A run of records

--- start ---

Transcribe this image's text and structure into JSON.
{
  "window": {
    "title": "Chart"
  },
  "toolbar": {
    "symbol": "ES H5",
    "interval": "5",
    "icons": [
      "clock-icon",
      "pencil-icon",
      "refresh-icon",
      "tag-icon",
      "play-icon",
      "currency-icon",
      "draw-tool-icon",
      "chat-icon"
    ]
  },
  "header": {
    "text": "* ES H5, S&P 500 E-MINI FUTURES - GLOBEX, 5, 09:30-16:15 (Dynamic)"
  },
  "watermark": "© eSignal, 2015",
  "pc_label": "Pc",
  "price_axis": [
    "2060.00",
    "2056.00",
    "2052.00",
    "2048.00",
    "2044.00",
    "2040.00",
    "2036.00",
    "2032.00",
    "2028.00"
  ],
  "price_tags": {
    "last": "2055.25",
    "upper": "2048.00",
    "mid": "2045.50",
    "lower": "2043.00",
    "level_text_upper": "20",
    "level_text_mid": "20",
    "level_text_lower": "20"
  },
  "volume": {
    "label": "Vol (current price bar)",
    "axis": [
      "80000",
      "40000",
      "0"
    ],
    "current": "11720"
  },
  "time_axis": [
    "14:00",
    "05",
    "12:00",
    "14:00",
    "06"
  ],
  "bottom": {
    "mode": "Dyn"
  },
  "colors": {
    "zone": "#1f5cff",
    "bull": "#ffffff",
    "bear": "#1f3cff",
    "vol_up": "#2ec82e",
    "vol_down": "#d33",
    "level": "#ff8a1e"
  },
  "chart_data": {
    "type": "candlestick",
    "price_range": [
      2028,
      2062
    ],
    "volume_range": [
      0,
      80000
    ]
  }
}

--- end ---

### The task
Pull out all lines from the entries above that include the word "current".

### Response to this task
    "label": "Vol (current price bar)",
    "current": "11720"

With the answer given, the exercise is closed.